··· SUPPLIED DATA ···

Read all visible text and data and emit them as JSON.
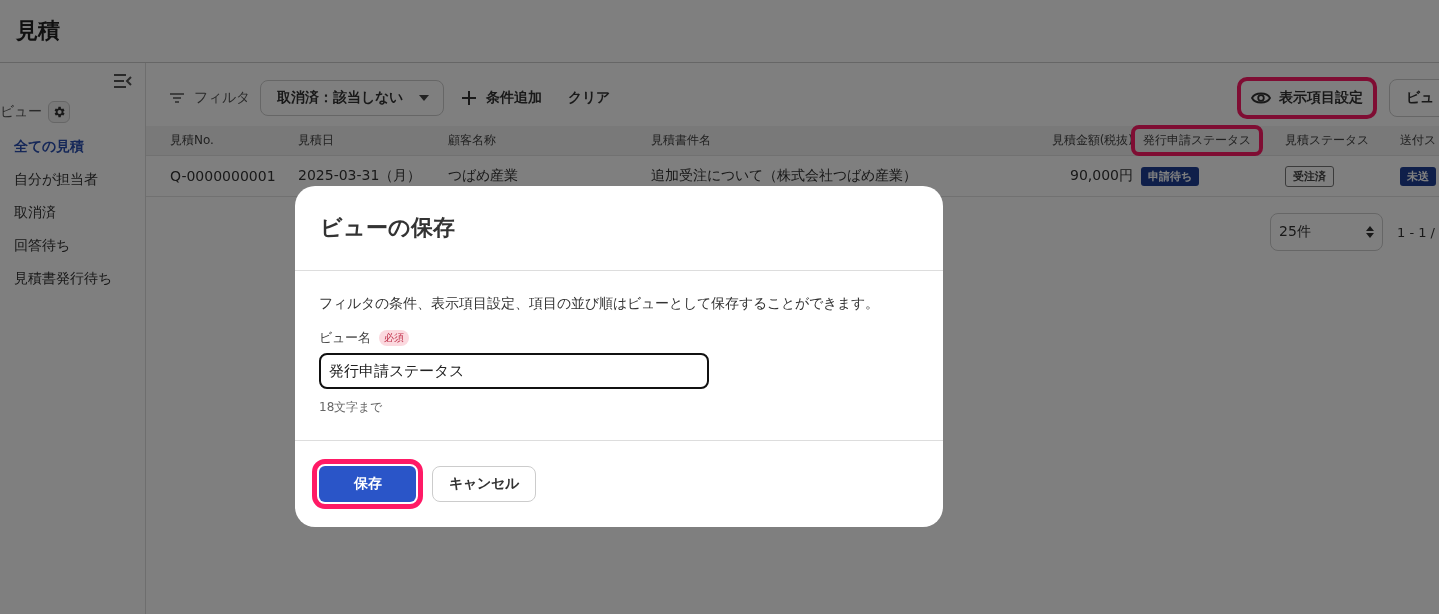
{
  "page_title": "見積",
  "sidebar": {
    "view_label": "ビュー",
    "items": [
      {
        "label": "全ての見積",
        "selected": true
      },
      {
        "label": "自分が担当者",
        "selected": false
      },
      {
        "label": "取消済",
        "selected": false
      },
      {
        "label": "回答待ち",
        "selected": false
      },
      {
        "label": "見積書発行待ち",
        "selected": false
      }
    ]
  },
  "toolbar": {
    "filter_label": "フィルタ",
    "filter_chip": "取消済：該当しない",
    "add_condition": "条件追加",
    "clear": "クリア",
    "column_settings": {
      "label": "表示項目設定",
      "highlighted": true
    },
    "view_button": "ビュ"
  },
  "table": {
    "columns": [
      {
        "label": "見積No.",
        "highlighted": false
      },
      {
        "label": "見積日",
        "highlighted": false
      },
      {
        "label": "顧客名称",
        "highlighted": false
      },
      {
        "label": "見積書件名",
        "highlighted": false
      },
      {
        "label": "見積金額(税抜)",
        "highlighted": false
      },
      {
        "label": "発行申請ステータス",
        "highlighted": true
      },
      {
        "label": "見積ステータス",
        "highlighted": false
      },
      {
        "label": "送付ス",
        "highlighted": false
      }
    ],
    "rows": [
      [
        {
          "kind": "text",
          "text": "Q-0000000001"
        },
        {
          "kind": "text",
          "text": "2025-03-31（月）"
        },
        {
          "kind": "text",
          "text": "つばめ産業"
        },
        {
          "kind": "text",
          "text": "追加受注について（株式会社つばめ産業）"
        },
        {
          "kind": "text",
          "text": "90,000円"
        },
        {
          "kind": "solid_badge",
          "text": "申請待ち"
        },
        {
          "kind": "outline_badge",
          "text": "受注済"
        },
        {
          "kind": "solid_badge",
          "text": "未送"
        }
      ]
    ]
  },
  "pagination": {
    "page_size": "25件",
    "range": "1 - 1 /"
  },
  "dialog": {
    "title": "ビューの保存",
    "description": "フィルタの条件、表示項目設定、項目の並び順はビューとして保存することができます。",
    "field_label": "ビュー名",
    "required_badge": "必須",
    "value": "発行申請ステータス",
    "hint": "18文字まで",
    "buttons": [
      {
        "label": "保存",
        "kind": "primary",
        "highlighted": true
      },
      {
        "label": "キャンセル",
        "kind": "secondary",
        "highlighted": false
      }
    ]
  }
}
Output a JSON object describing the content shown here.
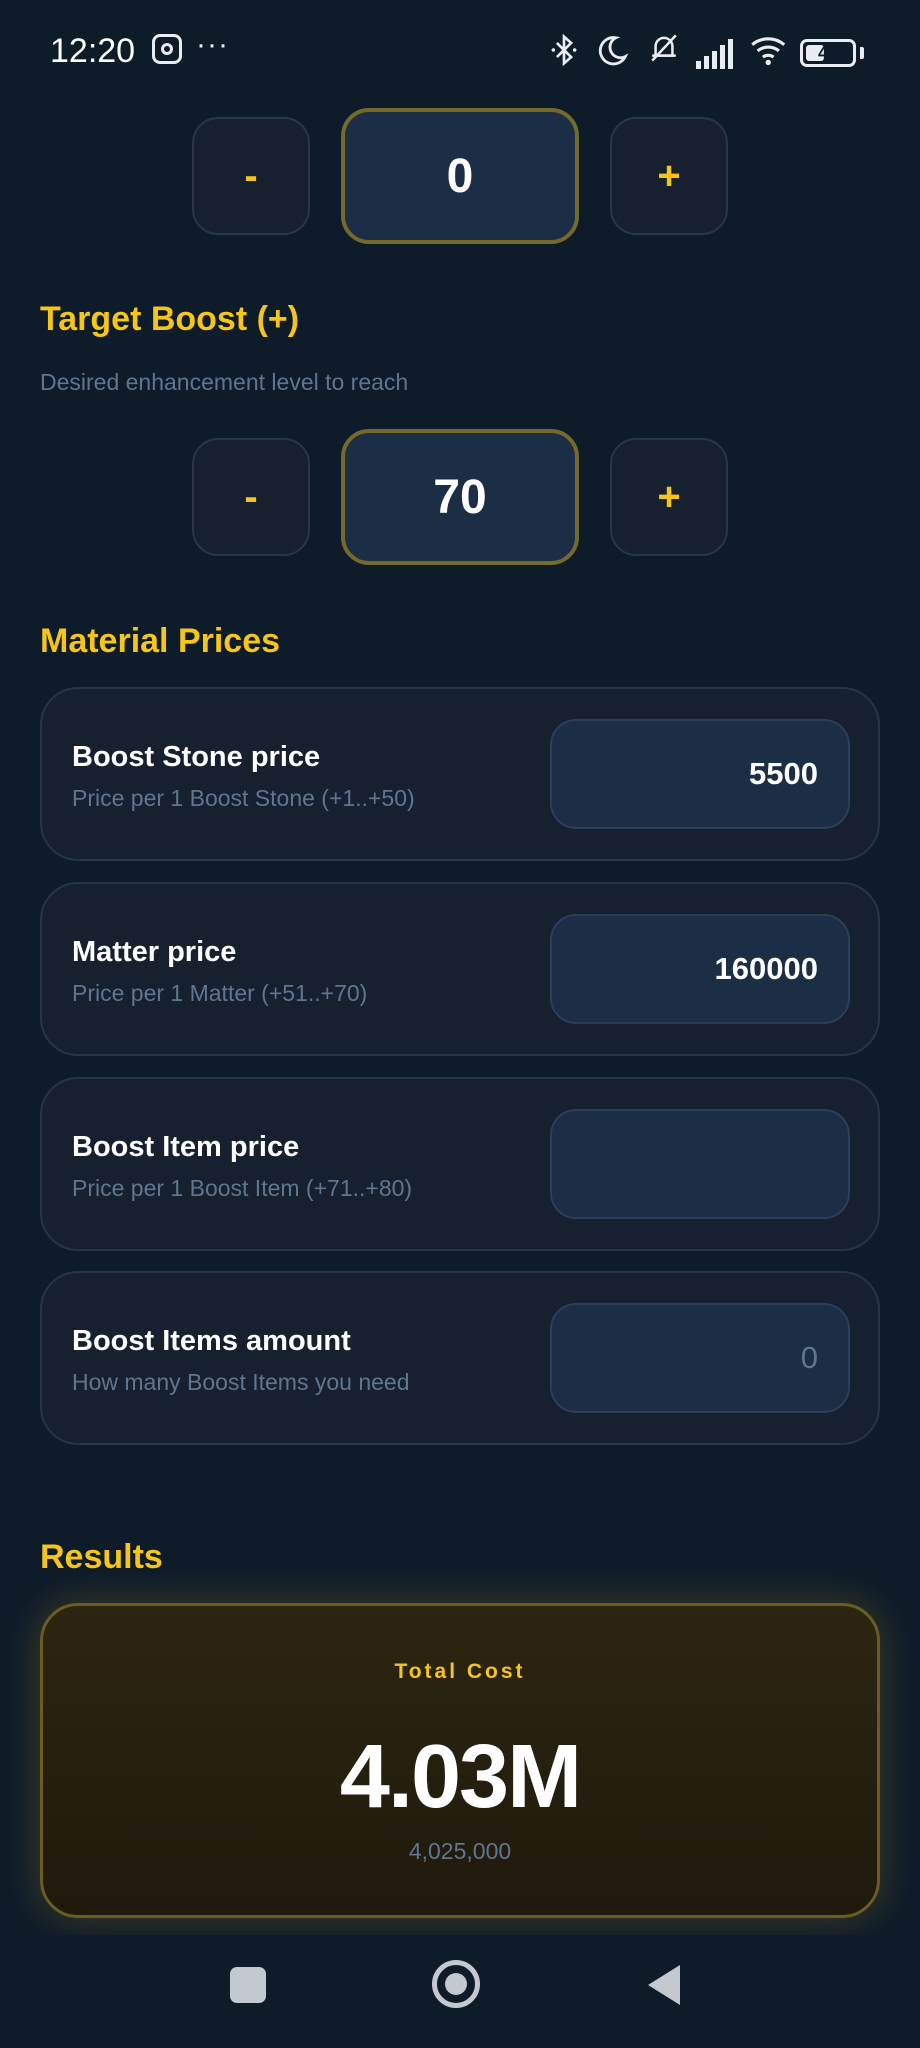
{
  "status_bar": {
    "time": "12:20",
    "more_dots": "···",
    "battery_level": "40",
    "battery_fraction": 0.4,
    "icons": [
      "instagram-icon",
      "bluetooth-icon",
      "moon-icon",
      "bell-off-icon",
      "signal-icon",
      "wifi-icon",
      "battery-icon"
    ]
  },
  "current_boost": {
    "minus_label": "-",
    "value": "0",
    "plus_label": "+"
  },
  "target_boost": {
    "title": "Target Boost (+)",
    "subtitle": "Desired enhancement level to reach",
    "minus_label": "-",
    "value": "70",
    "plus_label": "+"
  },
  "material_prices": {
    "title": "Material Prices",
    "items": [
      {
        "title": "Boost Stone price",
        "subtitle": "Price per 1 Boost Stone (+1..+50)",
        "value": "5500",
        "placeholder": ""
      },
      {
        "title": "Matter price",
        "subtitle": "Price per 1 Matter (+51..+70)",
        "value": "160000",
        "placeholder": ""
      },
      {
        "title": "Boost Item price",
        "subtitle": "Price per 1 Boost Item (+71..+80)",
        "value": "",
        "placeholder": ""
      },
      {
        "title": "Boost Items amount",
        "subtitle": "How many Boost Items you need",
        "value": "",
        "placeholder": "0"
      }
    ]
  },
  "results": {
    "title": "Results",
    "label": "Total Cost",
    "value": "4.03M",
    "exact": "4,025,000"
  },
  "colors": {
    "background": "#0e1b29",
    "accent": "#f5c518",
    "card": "#17202f",
    "input": "#1c2e46",
    "muted_text": "#5f7690"
  }
}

···

Transcribe the listing in full. Omit the pictures and keep every line exact.

Read all visible text and data and emit them as JSON.
{
  "page_title": "見積",
  "sidebar": {
    "view_label": "ビュー",
    "items": [
      {
        "label": "全ての見積",
        "selected": true
      },
      {
        "label": "自分が担当者",
        "selected": false
      },
      {
        "label": "取消済",
        "selected": false
      },
      {
        "label": "回答待ち",
        "selected": false
      },
      {
        "label": "見積書発行待ち",
        "selected": false
      }
    ]
  },
  "toolbar": {
    "filter_label": "フィルタ",
    "filter_chip": "取消済：該当しない",
    "add_condition": "条件追加",
    "clear": "クリア",
    "column_settings": {
      "label": "表示項目設定",
      "highlighted": true
    },
    "view_button": "ビュ"
  },
  "table": {
    "columns": [
      {
        "label": "見積No.",
        "highlighted": false
      },
      {
        "label": "見積日",
        "highlighted": false
      },
      {
        "label": "顧客名称",
        "highlighted": false
      },
      {
        "label": "見積書件名",
        "highlighted": false
      },
      {
        "label": "見積金額(税抜)",
        "highlighted": false
      },
      {
        "label": "発行申請ステータス",
        "highlighted": true
      },
      {
        "label": "見積ステータス",
        "highlighted": false
      },
      {
        "label": "送付ス",
        "highlighted": false
      }
    ],
    "rows": [
      [
        {
          "kind": "text",
          "text": "Q-0000000001"
        },
        {
          "kind": "text",
          "text": "2025-03-31（月）"
        },
        {
          "kind": "text",
          "text": "つばめ産業"
        },
        {
          "kind": "text",
          "text": "追加受注について（株式会社つばめ産業）"
        },
        {
          "kind": "text",
          "text": "90,000円"
        },
        {
          "kind": "solid_badge",
          "text": "申請待ち"
        },
        {
          "kind": "outline_badge",
          "text": "受注済"
        },
        {
          "kind": "solid_badge",
          "text": "未送"
        }
      ]
    ]
  },
  "pagination": {
    "page_size": "25件",
    "range": "1 - 1 /"
  },
  "dialog": {
    "title": "ビューの保存",
    "description": "フィルタの条件、表示項目設定、項目の並び順はビューとして保存することができます。",
    "field_label": "ビュー名",
    "required_badge": "必須",
    "value": "発行申請ステータス",
    "hint": "18文字まで",
    "buttons": [
      {
        "label": "保存",
        "kind": "primary",
        "highlighted": true
      },
      {
        "label": "キャンセル",
        "kind": "secondary",
        "highlighted": false
      }
    ]
  }
}
Output a JSON object describing the content shown here.
{
  "status_bar": {
    "time": "12:20",
    "more_dots": "···",
    "battery_level": "40",
    "battery_fraction": 0.4,
    "icons": [
      "instagram-icon",
      "bluetooth-icon",
      "moon-icon",
      "bell-off-icon",
      "signal-icon",
      "wifi-icon",
      "battery-icon"
    ]
  },
  "current_boost": {
    "minus_label": "-",
    "value": "0",
    "plus_label": "+"
  },
  "target_boost": {
    "title": "Target Boost (+)",
    "subtitle": "Desired enhancement level to reach",
    "minus_label": "-",
    "value": "70",
    "plus_label": "+"
  },
  "material_prices": {
    "title": "Material Prices",
    "items": [
      {
        "title": "Boost Stone price",
        "subtitle": "Price per 1 Boost Stone (+1..+50)",
        "value": "5500",
        "placeholder": ""
      },
      {
        "title": "Matter price",
        "subtitle": "Price per 1 Matter (+51..+70)",
        "value": "160000",
        "placeholder": ""
      },
      {
        "title": "Boost Item price",
        "subtitle": "Price per 1 Boost Item (+71..+80)",
        "value": "",
        "placeholder": ""
      },
      {
        "title": "Boost Items amount",
        "subtitle": "How many Boost Items you need",
        "value": "",
        "placeholder": "0"
      }
    ]
  },
  "results": {
    "title": "Results",
    "label": "Total Cost",
    "value": "4.03M",
    "exact": "4,025,000"
  },
  "colors": {
    "background": "#0e1b29",
    "accent": "#f5c518",
    "card": "#17202f",
    "input": "#1c2e46",
    "muted_text": "#5f7690"
  }
}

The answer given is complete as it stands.